Using the data beneath, show every line that includes the word "подгруппы".

##### Data to process #####

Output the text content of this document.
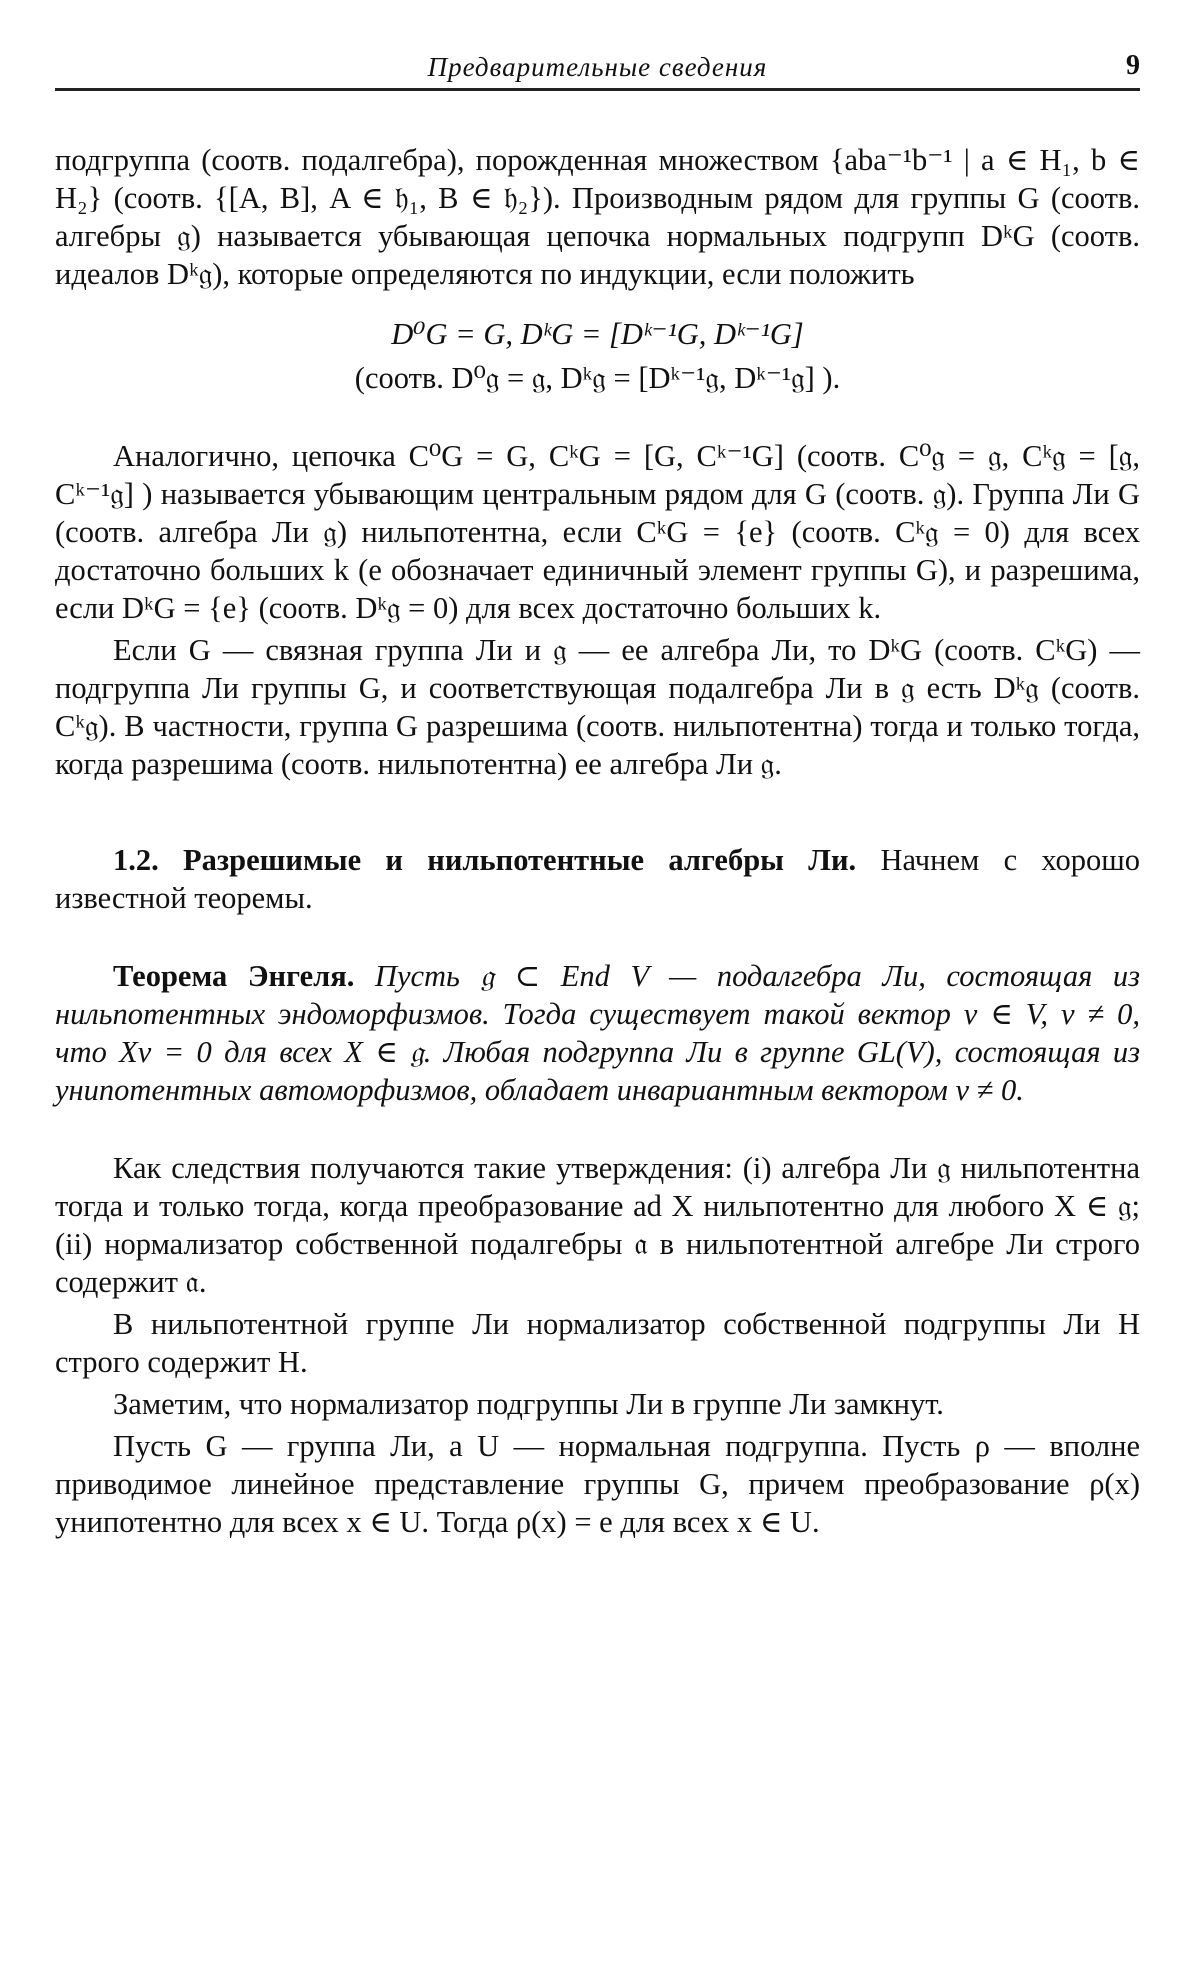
Предварительные сведения	9

подгруппа (соотв. подалгебра), порожденная множеством {aba⁻¹b⁻¹ | a ∈ H₁, b ∈ H₂} (соотв. {[A, B], A ∈ 𝔥₁, B ∈ 𝔥₂}). Производным рядом для группы G (соотв. алгебры 𝔤) называется убывающая цепочка нормальных подгрупп DᵏG (соотв. идеалов Dᵏ𝔤), которые определяются по индукции, если положить

D⁰G = G, DᵏG = [Dᵏ⁻¹G, Dᵏ⁻¹G]

(соотв. D⁰𝔤 = 𝔤, Dᵏ𝔤 = [Dᵏ⁻¹𝔤, Dᵏ⁻¹𝔤] ).

Аналогично, цепочка C⁰G = G, CᵏG = [G, Cᵏ⁻¹G] (соотв. C⁰𝔤 = 𝔤, Cᵏ𝔤 = [𝔤, Cᵏ⁻¹𝔤] ) называется убывающим центральным рядом для G (соотв. 𝔤). Группа Ли G (соотв. алгебра Ли 𝔤) нильпотентна, если CᵏG = {e} (соотв. Cᵏ𝔤 = 0) для всех достаточно больших k (e обозначает единичный элемент группы G), и разрешима, если DᵏG = {e} (соотв. Dᵏ𝔤 = 0) для всех достаточно больших k.

Если G — связная группа Ли и 𝔤 — ее алгебра Ли, то DᵏG (соотв. CᵏG) — подгруппа Ли группы G, и соответствующая подалгебра Ли в 𝔤 есть Dᵏ𝔤 (соотв. Cᵏ𝔤). В частности, группа G разрешима (соотв. нильпотентна) тогда и только тогда, когда разрешима (соотв. нильпотентна) ее алгебра Ли 𝔤.

1.2. Разрешимые и нильпотентные алгебры Ли. Начнем с хорошо известной теоремы.

Теорема Энгеля. Пусть 𝔤 ⊂ End V — подалгебра Ли, состоящая из нильпотентных эндоморфизмов. Тогда существует такой вектор v ∈ V, v ≠ 0, что Xv = 0 для всех X ∈ 𝔤. Любая подгруппа Ли в группе GL(V), состоящая из унипотентных автоморфизмов, обладает инвариантным вектором v ≠ 0.

Как следствия получаются такие утверждения: (i) алгебра Ли 𝔤 нильпотентна тогда и только тогда, когда преобразование ad X нильпотентно для любого X ∈ 𝔤; (ii) нормализатор собственной подалгебры 𝔞 в нильпотентной алгебре Ли строго содержит 𝔞.

В нильпотентной группе Ли нормализатор собственной подгруппы Ли H строго содержит H.

Заметим, что нормализатор подгруппы Ли в группе Ли замкнут.

Пусть G — группа Ли, а U — нормальная подгруппа. Пусть ρ — вполне приводимое линейное представление группы G, причем преобразование ρ(x) унипотентно для всех x ∈ U. Тогда ρ(x) = e для всех x ∈ U.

#####

Answer to this task
В нильпотентной группе Ли нормализатор собственной подгруппы Ли H строго содержит H.
Заметим, что нормализатор подгруппы Ли в группе Ли замкнут.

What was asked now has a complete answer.